-- Start of STORED RECORDS --

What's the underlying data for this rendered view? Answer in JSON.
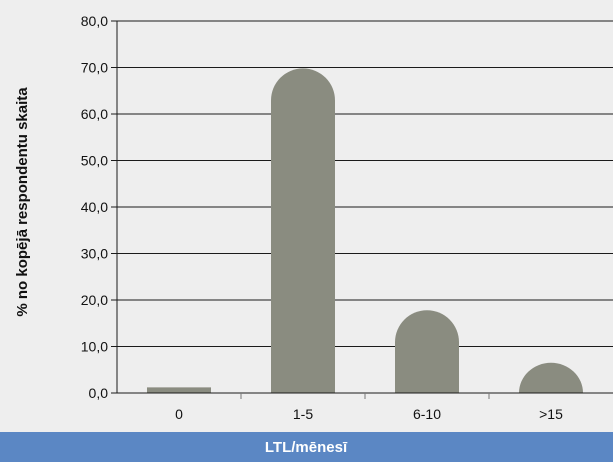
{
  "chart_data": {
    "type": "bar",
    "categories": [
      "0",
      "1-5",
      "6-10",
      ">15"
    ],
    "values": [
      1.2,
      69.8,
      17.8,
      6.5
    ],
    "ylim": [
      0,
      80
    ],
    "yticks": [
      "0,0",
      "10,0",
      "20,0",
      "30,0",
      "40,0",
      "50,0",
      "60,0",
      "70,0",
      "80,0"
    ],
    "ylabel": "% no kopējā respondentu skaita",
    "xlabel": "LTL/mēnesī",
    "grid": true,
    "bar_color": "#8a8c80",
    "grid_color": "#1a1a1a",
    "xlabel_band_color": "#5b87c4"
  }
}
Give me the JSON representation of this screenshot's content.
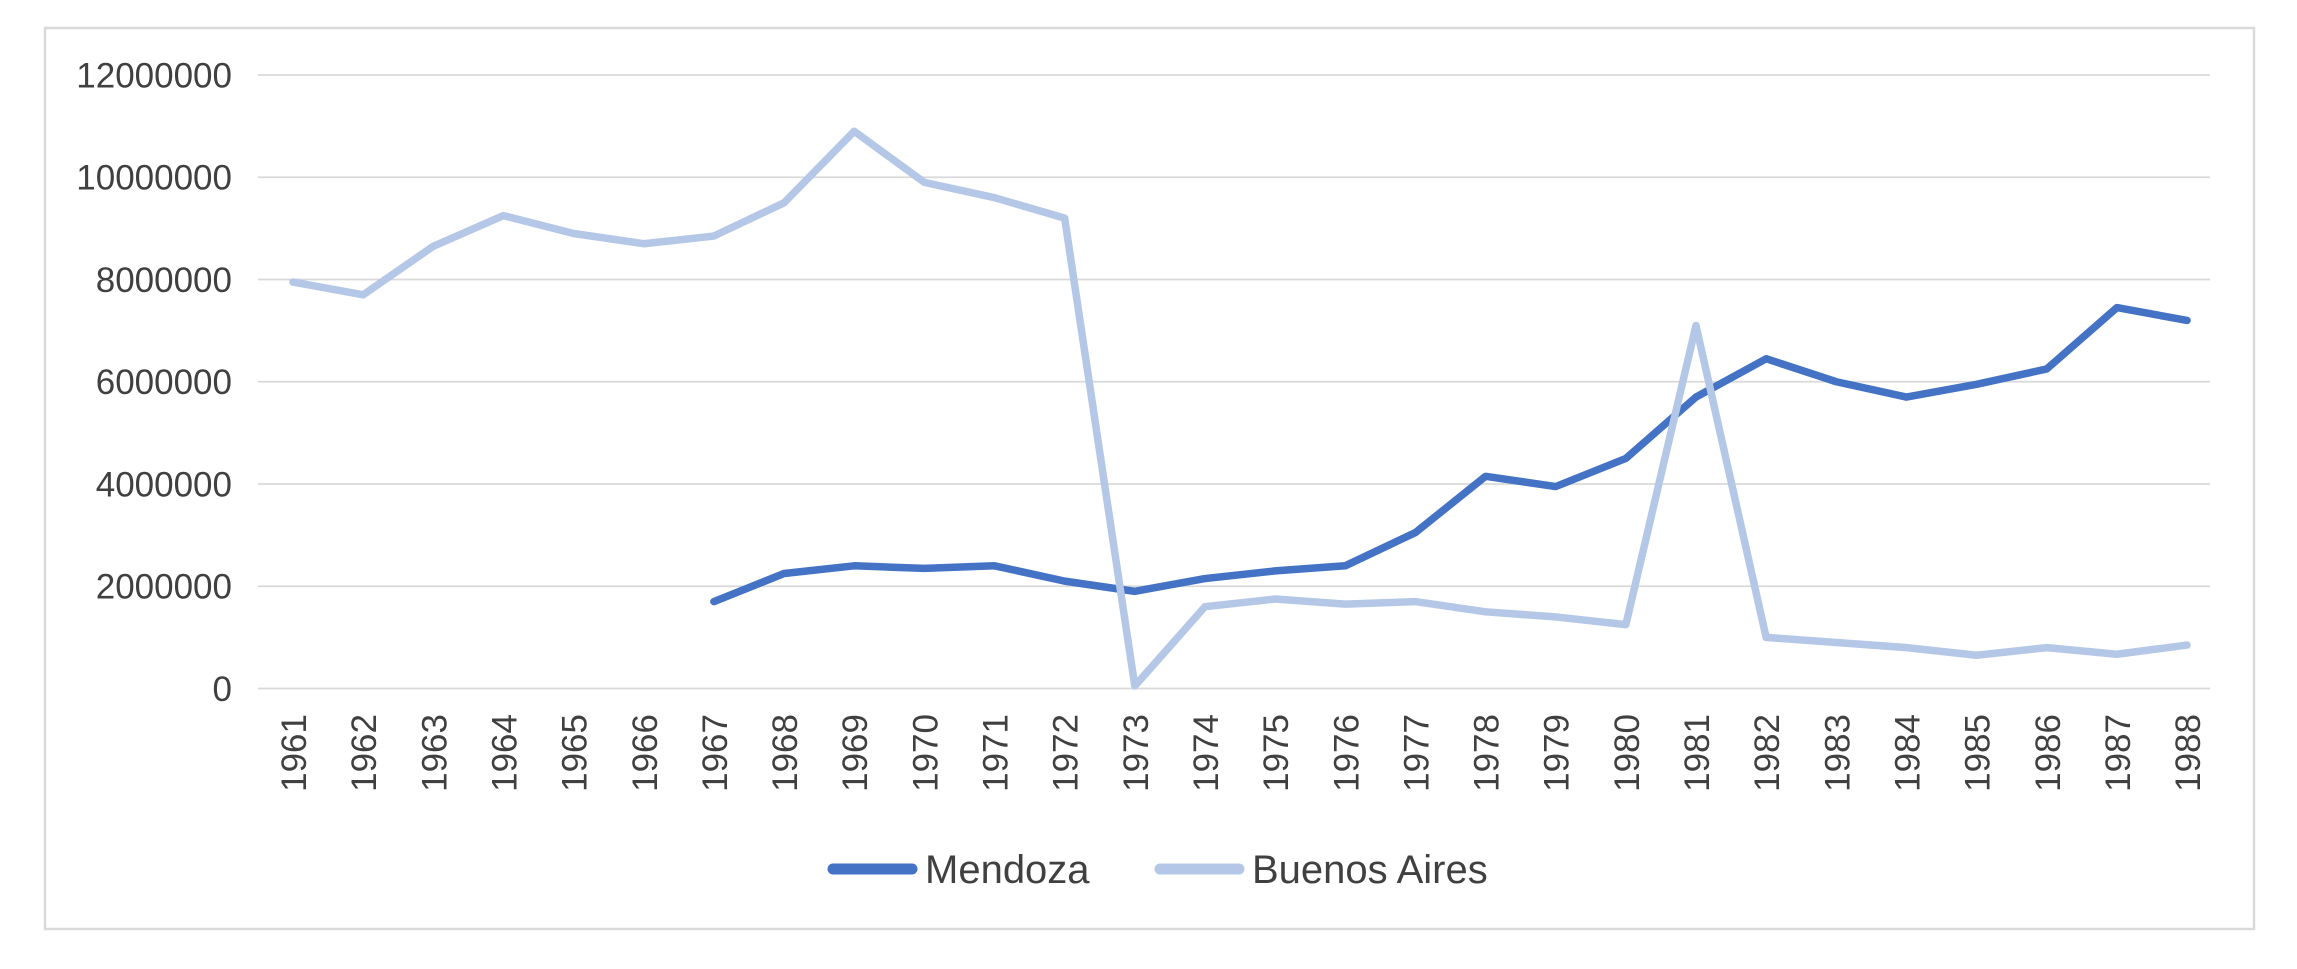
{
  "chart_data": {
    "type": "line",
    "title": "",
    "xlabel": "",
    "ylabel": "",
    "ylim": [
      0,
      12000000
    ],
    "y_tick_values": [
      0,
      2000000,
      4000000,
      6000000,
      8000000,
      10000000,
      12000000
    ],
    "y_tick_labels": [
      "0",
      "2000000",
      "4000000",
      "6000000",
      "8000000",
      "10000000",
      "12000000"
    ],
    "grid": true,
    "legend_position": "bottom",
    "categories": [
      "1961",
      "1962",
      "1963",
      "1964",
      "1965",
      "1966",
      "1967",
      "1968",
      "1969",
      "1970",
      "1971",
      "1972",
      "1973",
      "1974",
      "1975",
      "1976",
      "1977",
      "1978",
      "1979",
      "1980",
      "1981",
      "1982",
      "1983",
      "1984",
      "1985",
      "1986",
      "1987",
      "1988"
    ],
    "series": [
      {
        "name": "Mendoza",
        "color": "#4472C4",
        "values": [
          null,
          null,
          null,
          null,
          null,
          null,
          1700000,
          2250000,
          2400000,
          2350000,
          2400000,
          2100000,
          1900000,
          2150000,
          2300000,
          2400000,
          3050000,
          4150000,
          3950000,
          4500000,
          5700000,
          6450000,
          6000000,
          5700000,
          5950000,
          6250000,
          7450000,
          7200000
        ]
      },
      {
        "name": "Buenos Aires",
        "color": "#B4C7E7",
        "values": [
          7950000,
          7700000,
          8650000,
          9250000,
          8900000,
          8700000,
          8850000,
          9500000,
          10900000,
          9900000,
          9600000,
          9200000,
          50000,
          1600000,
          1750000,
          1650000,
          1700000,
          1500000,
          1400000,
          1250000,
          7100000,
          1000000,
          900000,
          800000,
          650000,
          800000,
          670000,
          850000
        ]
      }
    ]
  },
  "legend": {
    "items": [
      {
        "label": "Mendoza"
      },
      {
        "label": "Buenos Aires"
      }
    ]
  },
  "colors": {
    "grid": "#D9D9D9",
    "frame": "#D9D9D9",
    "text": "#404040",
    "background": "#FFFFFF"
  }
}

-- End of STORED RECORDS --
-- Start of STORED RECORDS --

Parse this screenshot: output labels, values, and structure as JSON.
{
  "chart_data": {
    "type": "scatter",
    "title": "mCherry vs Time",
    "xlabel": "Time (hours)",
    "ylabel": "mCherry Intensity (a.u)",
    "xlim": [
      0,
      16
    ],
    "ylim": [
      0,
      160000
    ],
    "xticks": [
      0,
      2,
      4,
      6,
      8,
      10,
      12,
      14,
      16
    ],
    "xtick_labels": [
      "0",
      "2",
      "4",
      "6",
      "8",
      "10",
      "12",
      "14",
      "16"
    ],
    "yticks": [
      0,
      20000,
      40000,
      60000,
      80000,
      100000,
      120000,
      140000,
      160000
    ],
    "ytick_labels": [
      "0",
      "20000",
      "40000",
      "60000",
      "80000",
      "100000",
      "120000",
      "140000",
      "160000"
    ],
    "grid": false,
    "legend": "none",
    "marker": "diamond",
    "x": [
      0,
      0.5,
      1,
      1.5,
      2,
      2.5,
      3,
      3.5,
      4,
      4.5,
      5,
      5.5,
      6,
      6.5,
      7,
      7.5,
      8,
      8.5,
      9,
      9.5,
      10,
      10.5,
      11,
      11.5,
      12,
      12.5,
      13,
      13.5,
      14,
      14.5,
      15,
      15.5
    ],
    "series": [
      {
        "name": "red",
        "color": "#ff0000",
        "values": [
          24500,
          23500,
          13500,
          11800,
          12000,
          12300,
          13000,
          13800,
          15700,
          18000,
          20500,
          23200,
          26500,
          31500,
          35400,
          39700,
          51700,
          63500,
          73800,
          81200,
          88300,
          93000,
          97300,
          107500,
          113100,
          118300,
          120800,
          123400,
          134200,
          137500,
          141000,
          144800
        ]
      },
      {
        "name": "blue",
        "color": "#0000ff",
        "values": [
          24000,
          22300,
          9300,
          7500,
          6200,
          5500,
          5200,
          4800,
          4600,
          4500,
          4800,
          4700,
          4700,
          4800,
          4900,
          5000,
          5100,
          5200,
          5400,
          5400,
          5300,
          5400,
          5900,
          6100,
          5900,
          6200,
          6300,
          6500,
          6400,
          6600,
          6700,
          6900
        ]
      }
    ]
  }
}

-- End of STORED RECORDS --

Extract all lines of the records above that include "ylabel".

    "ylabel": "% no kopējā respondentu skaita",
    "ylabel": "",
    "ylabel": "mCherry Intensity (a.u)",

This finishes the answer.